Collected data entries
# # # # # # #

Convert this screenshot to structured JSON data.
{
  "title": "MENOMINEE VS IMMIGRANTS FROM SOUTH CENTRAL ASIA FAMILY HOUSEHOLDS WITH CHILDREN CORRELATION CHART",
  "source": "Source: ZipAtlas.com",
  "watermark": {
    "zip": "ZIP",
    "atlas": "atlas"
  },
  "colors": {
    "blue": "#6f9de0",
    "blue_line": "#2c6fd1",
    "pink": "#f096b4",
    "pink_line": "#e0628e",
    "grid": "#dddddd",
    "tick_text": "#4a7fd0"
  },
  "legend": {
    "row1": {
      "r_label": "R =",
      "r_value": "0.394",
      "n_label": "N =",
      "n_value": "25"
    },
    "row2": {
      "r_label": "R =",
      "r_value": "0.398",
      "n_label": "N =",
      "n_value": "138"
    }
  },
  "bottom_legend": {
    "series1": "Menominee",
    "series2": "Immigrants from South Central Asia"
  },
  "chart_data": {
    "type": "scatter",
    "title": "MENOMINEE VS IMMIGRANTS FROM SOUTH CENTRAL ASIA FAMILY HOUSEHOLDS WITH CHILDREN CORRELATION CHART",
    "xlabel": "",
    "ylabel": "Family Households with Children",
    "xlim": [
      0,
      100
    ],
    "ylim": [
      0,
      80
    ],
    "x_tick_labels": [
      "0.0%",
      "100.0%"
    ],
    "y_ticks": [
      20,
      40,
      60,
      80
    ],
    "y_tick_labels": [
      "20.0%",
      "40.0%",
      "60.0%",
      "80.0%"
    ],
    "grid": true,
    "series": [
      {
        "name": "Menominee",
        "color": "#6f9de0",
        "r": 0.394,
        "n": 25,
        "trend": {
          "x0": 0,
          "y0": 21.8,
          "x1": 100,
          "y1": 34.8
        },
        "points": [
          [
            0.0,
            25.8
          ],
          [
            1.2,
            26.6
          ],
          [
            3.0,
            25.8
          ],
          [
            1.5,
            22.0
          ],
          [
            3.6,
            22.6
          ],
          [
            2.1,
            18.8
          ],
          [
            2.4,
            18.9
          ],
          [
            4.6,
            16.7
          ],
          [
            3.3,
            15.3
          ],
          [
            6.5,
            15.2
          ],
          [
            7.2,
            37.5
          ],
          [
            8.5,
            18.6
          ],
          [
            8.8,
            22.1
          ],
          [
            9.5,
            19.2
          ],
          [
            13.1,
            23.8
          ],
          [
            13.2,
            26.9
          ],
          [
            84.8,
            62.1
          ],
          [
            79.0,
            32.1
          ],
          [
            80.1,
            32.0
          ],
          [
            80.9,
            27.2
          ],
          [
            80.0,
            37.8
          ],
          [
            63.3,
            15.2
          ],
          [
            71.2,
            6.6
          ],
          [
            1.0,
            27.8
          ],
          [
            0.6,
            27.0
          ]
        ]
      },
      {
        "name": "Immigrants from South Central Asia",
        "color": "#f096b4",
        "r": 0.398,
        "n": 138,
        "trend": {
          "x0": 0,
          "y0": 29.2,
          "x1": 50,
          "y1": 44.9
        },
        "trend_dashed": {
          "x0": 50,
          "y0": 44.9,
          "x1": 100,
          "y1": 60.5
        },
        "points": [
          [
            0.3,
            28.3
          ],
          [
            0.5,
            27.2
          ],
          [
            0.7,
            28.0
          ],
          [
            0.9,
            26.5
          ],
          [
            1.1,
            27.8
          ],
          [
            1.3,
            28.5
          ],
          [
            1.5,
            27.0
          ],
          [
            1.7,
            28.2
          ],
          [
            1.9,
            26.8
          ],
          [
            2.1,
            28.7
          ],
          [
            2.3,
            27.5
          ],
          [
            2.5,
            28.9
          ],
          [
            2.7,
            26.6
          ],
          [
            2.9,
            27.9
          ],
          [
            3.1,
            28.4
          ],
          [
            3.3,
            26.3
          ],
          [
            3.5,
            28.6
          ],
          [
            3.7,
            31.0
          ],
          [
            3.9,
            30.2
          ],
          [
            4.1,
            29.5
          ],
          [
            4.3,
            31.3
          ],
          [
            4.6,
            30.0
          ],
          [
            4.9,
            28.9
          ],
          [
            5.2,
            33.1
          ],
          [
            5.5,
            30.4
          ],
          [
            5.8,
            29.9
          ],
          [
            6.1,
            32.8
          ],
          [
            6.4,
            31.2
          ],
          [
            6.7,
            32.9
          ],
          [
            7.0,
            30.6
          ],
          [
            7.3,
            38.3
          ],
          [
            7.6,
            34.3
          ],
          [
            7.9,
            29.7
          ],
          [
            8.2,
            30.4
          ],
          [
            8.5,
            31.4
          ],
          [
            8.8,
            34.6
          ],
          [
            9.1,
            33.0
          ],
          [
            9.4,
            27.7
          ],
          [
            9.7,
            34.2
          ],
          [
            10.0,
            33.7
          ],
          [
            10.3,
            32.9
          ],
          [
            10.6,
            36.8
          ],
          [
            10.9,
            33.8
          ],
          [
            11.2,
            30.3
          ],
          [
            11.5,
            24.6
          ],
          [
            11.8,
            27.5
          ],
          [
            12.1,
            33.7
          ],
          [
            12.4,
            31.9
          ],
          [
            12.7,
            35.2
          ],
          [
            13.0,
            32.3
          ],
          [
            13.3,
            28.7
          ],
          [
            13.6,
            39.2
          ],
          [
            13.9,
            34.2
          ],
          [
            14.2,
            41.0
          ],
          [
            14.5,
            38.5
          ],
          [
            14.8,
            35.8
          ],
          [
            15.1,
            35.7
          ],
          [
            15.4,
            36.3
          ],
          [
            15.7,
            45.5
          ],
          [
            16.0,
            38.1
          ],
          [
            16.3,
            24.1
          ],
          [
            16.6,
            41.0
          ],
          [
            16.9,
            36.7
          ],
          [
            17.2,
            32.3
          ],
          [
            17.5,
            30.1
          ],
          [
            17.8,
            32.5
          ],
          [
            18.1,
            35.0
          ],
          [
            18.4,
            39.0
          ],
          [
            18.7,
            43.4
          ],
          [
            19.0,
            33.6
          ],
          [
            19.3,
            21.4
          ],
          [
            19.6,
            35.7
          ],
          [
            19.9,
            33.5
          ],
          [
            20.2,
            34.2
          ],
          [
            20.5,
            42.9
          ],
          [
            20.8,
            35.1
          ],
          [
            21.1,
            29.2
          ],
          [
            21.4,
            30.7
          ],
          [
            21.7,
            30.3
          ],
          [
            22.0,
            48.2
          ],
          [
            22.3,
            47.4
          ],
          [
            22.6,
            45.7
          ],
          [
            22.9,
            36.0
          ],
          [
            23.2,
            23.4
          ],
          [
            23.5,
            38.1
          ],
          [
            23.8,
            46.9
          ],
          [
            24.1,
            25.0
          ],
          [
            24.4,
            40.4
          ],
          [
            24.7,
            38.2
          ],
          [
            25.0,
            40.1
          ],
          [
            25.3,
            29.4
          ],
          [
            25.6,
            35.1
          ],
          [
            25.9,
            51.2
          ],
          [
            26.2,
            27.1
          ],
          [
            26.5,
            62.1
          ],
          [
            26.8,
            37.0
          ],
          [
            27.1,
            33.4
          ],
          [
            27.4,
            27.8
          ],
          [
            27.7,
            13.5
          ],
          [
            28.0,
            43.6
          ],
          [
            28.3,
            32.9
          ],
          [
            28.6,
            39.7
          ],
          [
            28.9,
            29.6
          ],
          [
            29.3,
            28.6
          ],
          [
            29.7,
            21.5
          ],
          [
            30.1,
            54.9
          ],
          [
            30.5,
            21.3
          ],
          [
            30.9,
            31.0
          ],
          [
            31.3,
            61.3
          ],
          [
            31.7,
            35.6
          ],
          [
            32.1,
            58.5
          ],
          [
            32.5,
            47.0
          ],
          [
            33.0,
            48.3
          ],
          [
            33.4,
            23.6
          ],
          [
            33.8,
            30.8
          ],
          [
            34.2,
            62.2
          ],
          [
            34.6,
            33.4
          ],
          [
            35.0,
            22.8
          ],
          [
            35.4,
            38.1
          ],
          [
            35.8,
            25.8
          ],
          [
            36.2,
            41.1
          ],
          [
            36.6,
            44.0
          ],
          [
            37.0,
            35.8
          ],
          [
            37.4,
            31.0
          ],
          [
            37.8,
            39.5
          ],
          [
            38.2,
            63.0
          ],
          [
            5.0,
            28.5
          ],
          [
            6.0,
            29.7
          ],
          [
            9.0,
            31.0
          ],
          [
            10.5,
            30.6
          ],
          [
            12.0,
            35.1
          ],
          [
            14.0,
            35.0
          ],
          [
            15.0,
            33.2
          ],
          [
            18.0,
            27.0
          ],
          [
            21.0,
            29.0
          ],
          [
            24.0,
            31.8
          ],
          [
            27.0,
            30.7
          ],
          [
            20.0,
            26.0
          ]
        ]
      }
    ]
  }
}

# # # # # # #

*What is required*: State how many lines of the records hold the string "CORRELATION", and nothing else.

*Finished answer*: 2